• **What the exercise asks**
Condense the paragraph of the farewell blog post below that begins "I will admit, I am melancholy today" into a few sentences that keep its main facts.

• **Document extract**
Thank You and Until

Thank You and Until

I will admit, I am melancholy today.  This blog has been my friend since 2012 and today I bid it good bye.  I have, over the years, discovered a little sanctuary place in my office.  I sit at my desk and I look out my office window to a huge oak tree that is right outside my office.  It has been here years before me and will be here years after me.  I have spent a great deal of time meditating on what I have just read in the Word with my eyes set upon that oak tree. Today, as it prepares for winter it has dropped most of its leaves. As the last of the leaves fall it reminds me that my time at JBC is quickly coming to an end.  It is a great reminder to me that while the tree looks dead, it is none the less, full of life and just preparing for next spring when God will once again bring it’s leaves back to manifest the life it has.  Right now, the acorns drop and seek to give life to new trees.  While I am not sure what God will bring in the Spring for Nancy and I, I am grateful to be full of life and simply waiting on what God will do next in our lives.  Wow, that was pretty sappy, pun intended, but it is an image that will stick with me.  I am truly grateful for that oak tree.

• **Material**
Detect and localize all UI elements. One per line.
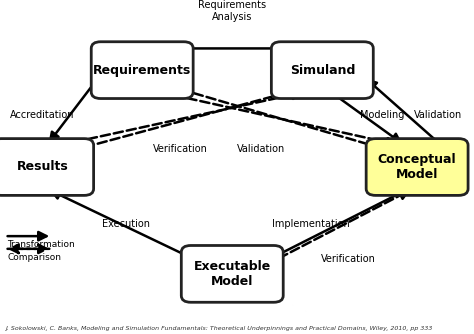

• **Answer**
I feel melancholy as I say goodbye to this blog, which I have kept since 2012. From my office desk I look out at a huge oak tree, where I have often meditated on what I read in the Word. It has now dropped most of its leaves for winter, which reminds me that my time at JBC is ending soon. Though it looks dead, the tree is full of life, waiting for God to restore its leaves in spring while its acorns drop to start new trees. In the same way, Nancy and I are full of life and waiting to see what God will do next, and I am grateful for that oak tree.